→ EXERCISE TASK
Retype the whole listing below, character for character.

---------------

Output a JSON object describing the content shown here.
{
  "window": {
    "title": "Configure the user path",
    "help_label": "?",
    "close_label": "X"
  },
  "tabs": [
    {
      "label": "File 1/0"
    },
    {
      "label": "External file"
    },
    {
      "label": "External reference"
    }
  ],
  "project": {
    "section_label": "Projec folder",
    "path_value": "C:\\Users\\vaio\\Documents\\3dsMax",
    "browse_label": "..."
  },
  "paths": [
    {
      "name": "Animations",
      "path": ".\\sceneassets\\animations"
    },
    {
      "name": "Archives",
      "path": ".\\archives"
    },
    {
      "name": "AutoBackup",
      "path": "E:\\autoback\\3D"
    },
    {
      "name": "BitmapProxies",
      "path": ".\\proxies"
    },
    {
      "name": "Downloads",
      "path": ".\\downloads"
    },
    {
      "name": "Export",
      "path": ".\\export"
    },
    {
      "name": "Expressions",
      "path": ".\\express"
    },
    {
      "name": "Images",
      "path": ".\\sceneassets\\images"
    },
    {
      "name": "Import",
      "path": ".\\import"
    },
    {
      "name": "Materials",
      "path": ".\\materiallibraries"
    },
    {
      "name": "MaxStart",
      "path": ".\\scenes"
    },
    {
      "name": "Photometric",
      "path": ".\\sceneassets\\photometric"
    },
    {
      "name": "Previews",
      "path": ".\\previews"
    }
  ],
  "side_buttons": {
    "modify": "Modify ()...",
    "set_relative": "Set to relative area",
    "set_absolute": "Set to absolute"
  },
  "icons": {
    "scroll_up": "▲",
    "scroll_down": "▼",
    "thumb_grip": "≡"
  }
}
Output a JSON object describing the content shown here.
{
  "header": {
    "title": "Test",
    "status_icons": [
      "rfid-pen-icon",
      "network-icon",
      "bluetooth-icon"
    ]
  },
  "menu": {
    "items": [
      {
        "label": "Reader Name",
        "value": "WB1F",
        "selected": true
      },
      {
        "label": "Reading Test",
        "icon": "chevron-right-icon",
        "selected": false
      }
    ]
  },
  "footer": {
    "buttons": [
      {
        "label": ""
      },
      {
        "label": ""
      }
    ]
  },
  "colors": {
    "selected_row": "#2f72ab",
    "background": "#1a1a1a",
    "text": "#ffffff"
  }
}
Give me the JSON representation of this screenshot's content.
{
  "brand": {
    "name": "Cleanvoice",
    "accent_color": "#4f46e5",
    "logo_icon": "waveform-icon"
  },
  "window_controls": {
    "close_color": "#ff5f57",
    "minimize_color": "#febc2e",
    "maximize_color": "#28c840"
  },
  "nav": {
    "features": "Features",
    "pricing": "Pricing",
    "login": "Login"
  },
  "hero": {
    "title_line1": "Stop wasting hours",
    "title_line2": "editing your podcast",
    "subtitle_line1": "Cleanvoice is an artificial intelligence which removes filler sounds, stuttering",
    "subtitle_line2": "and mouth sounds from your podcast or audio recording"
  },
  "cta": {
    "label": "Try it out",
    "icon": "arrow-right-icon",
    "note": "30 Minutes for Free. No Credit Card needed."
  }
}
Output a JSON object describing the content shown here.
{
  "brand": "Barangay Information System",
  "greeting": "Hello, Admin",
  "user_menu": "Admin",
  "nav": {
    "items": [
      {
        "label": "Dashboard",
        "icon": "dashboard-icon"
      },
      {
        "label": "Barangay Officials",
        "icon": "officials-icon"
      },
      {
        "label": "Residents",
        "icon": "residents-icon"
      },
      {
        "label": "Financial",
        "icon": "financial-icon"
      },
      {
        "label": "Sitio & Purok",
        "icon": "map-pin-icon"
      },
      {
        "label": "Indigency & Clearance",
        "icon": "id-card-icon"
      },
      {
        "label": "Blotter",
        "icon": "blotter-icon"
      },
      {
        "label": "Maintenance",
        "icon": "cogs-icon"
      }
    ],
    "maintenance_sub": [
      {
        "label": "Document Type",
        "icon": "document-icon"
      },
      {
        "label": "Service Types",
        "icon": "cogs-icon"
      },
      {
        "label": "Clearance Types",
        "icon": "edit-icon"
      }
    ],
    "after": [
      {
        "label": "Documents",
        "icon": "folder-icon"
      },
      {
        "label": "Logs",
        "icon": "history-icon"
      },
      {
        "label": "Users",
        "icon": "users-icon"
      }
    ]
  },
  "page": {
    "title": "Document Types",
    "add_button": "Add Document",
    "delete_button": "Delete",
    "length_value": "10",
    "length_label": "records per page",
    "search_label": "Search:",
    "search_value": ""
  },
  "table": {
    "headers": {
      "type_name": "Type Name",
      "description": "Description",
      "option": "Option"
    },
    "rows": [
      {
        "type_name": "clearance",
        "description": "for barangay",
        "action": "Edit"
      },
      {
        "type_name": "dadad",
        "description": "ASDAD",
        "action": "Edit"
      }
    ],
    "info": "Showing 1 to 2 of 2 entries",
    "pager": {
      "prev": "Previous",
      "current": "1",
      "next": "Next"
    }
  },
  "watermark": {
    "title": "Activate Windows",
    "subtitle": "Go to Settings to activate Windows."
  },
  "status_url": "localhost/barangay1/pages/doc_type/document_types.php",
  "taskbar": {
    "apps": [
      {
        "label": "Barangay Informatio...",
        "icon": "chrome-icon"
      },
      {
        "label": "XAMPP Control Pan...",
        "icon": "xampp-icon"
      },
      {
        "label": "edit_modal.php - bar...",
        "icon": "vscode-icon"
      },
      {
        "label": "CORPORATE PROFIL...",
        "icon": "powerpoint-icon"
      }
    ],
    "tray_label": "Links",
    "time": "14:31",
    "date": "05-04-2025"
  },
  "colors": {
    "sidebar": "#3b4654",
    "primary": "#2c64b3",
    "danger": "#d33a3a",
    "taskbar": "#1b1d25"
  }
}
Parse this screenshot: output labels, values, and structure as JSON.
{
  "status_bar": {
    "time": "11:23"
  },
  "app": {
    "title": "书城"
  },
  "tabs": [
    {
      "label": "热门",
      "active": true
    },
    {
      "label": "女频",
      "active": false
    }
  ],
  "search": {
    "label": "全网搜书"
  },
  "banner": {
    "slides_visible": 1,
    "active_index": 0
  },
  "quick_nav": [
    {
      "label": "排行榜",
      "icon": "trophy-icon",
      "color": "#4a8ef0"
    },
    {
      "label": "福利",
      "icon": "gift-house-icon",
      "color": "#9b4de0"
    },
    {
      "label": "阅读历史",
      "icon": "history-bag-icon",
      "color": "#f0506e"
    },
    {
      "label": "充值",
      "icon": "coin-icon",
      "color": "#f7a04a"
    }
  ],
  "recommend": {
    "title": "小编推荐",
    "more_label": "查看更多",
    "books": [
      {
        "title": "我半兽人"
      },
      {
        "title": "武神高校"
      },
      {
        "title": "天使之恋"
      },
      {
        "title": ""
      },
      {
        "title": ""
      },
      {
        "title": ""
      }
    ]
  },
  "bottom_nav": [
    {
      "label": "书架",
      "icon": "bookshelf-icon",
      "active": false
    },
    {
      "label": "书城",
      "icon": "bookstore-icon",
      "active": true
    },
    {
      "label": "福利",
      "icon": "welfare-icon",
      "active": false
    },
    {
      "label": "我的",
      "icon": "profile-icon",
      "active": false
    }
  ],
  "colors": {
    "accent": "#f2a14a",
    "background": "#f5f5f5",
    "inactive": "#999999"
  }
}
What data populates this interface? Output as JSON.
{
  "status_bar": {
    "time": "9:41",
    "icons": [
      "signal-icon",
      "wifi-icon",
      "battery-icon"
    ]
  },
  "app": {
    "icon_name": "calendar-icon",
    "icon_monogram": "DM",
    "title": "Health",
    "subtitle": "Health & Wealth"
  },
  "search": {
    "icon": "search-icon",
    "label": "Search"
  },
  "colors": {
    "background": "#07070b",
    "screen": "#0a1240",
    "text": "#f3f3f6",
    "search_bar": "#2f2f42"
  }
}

---------------

→ FINAL ANSWER
Output a JSON object describing the content shown here.
{
  "window": {
    "title": "Configure the user path",
    "help_label": "?",
    "close_label": "X"
  },
  "tabs": [
    {
      "label": "File 1/0"
    },
    {
      "label": "External file"
    },
    {
      "label": "External reference"
    }
  ],
  "project": {
    "section_label": "Projec folder",
    "path_value": "C:\\Users\\vaio\\Documents\\3dsMax",
    "browse_label": "..."
  },
  "paths": [
    {
      "name": "Animations",
      "path": ".\\sceneassets\\animations"
    },
    {
      "name": "Archives",
      "path": ".\\archives"
    },
    {
      "name": "AutoBackup",
      "path": "E:\\autoback\\3D"
    },
    {
      "name": "BitmapProxies",
      "path": ".\\proxies"
    },
    {
      "name": "Downloads",
      "path": ".\\downloads"
    },
    {
      "name": "Export",
      "path": ".\\export"
    },
    {
      "name": "Expressions",
      "path": ".\\express"
    },
    {
      "name": "Images",
      "path": ".\\sceneassets\\images"
    },
    {
      "name": "Import",
      "path": ".\\import"
    },
    {
      "name": "Materials",
      "path": ".\\materiallibraries"
    },
    {
      "name": "MaxStart",
      "path": ".\\scenes"
    },
    {
      "name": "Photometric",
      "path": ".\\sceneassets\\photometric"
    },
    {
      "name": "Previews",
      "path": ".\\previews"
    }
  ],
  "side_buttons": {
    "modify": "Modify ()...",
    "set_relative": "Set to relative area",
    "set_absolute": "Set to absolute"
  },
  "icons": {
    "scroll_up": "▲",
    "scroll_down": "▼",
    "thumb_grip": "≡"
  }
}
Output a JSON object describing the content shown here.
{
  "header": {
    "title": "Test",
    "status_icons": [
      "rfid-pen-icon",
      "network-icon",
      "bluetooth-icon"
    ]
  },
  "menu": {
    "items": [
      {
        "label": "Reader Name",
        "value": "WB1F",
        "selected": true
      },
      {
        "label": "Reading Test",
        "icon": "chevron-right-icon",
        "selected": false
      }
    ]
  },
  "footer": {
    "buttons": [
      {
        "label": ""
      },
      {
        "label": ""
      }
    ]
  },
  "colors": {
    "selected_row": "#2f72ab",
    "background": "#1a1a1a",
    "text": "#ffffff"
  }
}
Give me the JSON representation of this screenshot's content.
{
  "brand": {
    "name": "Cleanvoice",
    "accent_color": "#4f46e5",
    "logo_icon": "waveform-icon"
  },
  "window_controls": {
    "close_color": "#ff5f57",
    "minimize_color": "#febc2e",
    "maximize_color": "#28c840"
  },
  "nav": {
    "features": "Features",
    "pricing": "Pricing",
    "login": "Login"
  },
  "hero": {
    "title_line1": "Stop wasting hours",
    "title_line2": "editing your podcast",
    "subtitle_line1": "Cleanvoice is an artificial intelligence which removes filler sounds, stuttering",
    "subtitle_line2": "and mouth sounds from your podcast or audio recording"
  },
  "cta": {
    "label": "Try it out",
    "icon": "arrow-right-icon",
    "note": "30 Minutes for Free. No Credit Card needed."
  }
}
Output a JSON object describing the content shown here.
{
  "brand": "Barangay Information System",
  "greeting": "Hello, Admin",
  "user_menu": "Admin",
  "nav": {
    "items": [
      {
        "label": "Dashboard",
        "icon": "dashboard-icon"
      },
      {
        "label": "Barangay Officials",
        "icon": "officials-icon"
      },
      {
        "label": "Residents",
        "icon": "residents-icon"
      },
      {
        "label": "Financial",
        "icon": "financial-icon"
      },
      {
        "label": "Sitio & Purok",
        "icon": "map-pin-icon"
      },
      {
        "label": "Indigency & Clearance",
        "icon": "id-card-icon"
      },
      {
        "label": "Blotter",
        "icon": "blotter-icon"
      },
      {
        "label": "Maintenance",
        "icon": "cogs-icon"
      }
    ],
    "maintenance_sub": [
      {
        "label": "Document Type",
        "icon": "document-icon"
      },
      {
        "label": "Service Types",
        "icon": "cogs-icon"
      },
      {
        "label": "Clearance Types",
        "icon": "edit-icon"
      }
    ],
    "after": [
      {
        "label": "Documents",
        "icon": "folder-icon"
      },
      {
        "label": "Logs",
        "icon": "history-icon"
      },
      {
        "label": "Users",
        "icon": "users-icon"
      }
    ]
  },
  "page": {
    "title": "Document Types",
    "add_button": "Add Document",
    "delete_button": "Delete",
    "length_value": "10",
    "length_label": "records per page",
    "search_label": "Search:",
    "search_value": ""
  },
  "table": {
    "headers": {
      "type_name": "Type Name",
      "description": "Description",
      "option": "Option"
    },
    "rows": [
      {
        "type_name": "clearance",
        "description": "for barangay",
        "action": "Edit"
      },
      {
        "type_name": "dadad",
        "description": "ASDAD",
        "action": "Edit"
      }
    ],
    "info": "Showing 1 to 2 of 2 entries",
    "pager": {
      "prev": "Previous",
      "current": "1",
      "next": "Next"
    }
  },
  "watermark": {
    "title": "Activate Windows",
    "subtitle": "Go to Settings to activate Windows."
  },
  "status_url": "localhost/barangay1/pages/doc_type/document_types.php",
  "taskbar": {
    "apps": [
      {
        "label": "Barangay Informatio...",
        "icon": "chrome-icon"
      },
      {
        "label": "XAMPP Control Pan...",
        "icon": "xampp-icon"
      },
      {
        "label": "edit_modal.php - bar...",
        "icon": "vscode-icon"
      },
      {
        "label": "CORPORATE PROFIL...",
        "icon": "powerpoint-icon"
      }
    ],
    "tray_label": "Links",
    "time": "14:31",
    "date": "05-04-2025"
  },
  "colors": {
    "sidebar": "#3b4654",
    "primary": "#2c64b3",
    "danger": "#d33a3a",
    "taskbar": "#1b1d25"
  }
}
Parse this screenshot: output labels, values, and structure as JSON.
{
  "status_bar": {
    "time": "11:23"
  },
  "app": {
    "title": "书城"
  },
  "tabs": [
    {
      "label": "热门",
      "active": true
    },
    {
      "label": "女频",
      "active": false
    }
  ],
  "search": {
    "label": "全网搜书"
  },
  "banner": {
    "slides_visible": 1,
    "active_index": 0
  },
  "quick_nav": [
    {
      "label": "排行榜",
      "icon": "trophy-icon",
      "color": "#4a8ef0"
    },
    {
      "label": "福利",
      "icon": "gift-house-icon",
      "color": "#9b4de0"
    },
    {
      "label": "阅读历史",
      "icon": "history-bag-icon",
      "color": "#f0506e"
    },
    {
      "label": "充值",
      "icon": "coin-icon",
      "color": "#f7a04a"
    }
  ],
  "recommend": {
    "title": "小编推荐",
    "more_label": "查看更多",
    "books": [
      {
        "title": "我半兽人"
      },
      {
        "title": "武神高校"
      },
      {
        "title": "天使之恋"
      },
      {
        "title": ""
      },
      {
        "title": ""
      },
      {
        "title": ""
      }
    ]
  },
  "bottom_nav": [
    {
      "label": "书架",
      "icon": "bookshelf-icon",
      "active": false
    },
    {
      "label": "书城",
      "icon": "bookstore-icon",
      "active": true
    },
    {
      "label": "福利",
      "icon": "welfare-icon",
      "active": false
    },
    {
      "label": "我的",
      "icon": "profile-icon",
      "active": false
    }
  ],
  "colors": {
    "accent": "#f2a14a",
    "background": "#f5f5f5",
    "inactive": "#999999"
  }
}
What data populates this interface? Output as JSON.
{
  "status_bar": {
    "time": "9:41",
    "icons": [
      "signal-icon",
      "wifi-icon",
      "battery-icon"
    ]
  },
  "app": {
    "icon_name": "calendar-icon",
    "icon_monogram": "DM",
    "title": "Health",
    "subtitle": "Health & Wealth"
  },
  "search": {
    "icon": "search-icon",
    "label": "Search"
  },
  "colors": {
    "background": "#07070b",
    "screen": "#0a1240",
    "text": "#f3f3f6",
    "search_bar": "#2f2f42"
  }
}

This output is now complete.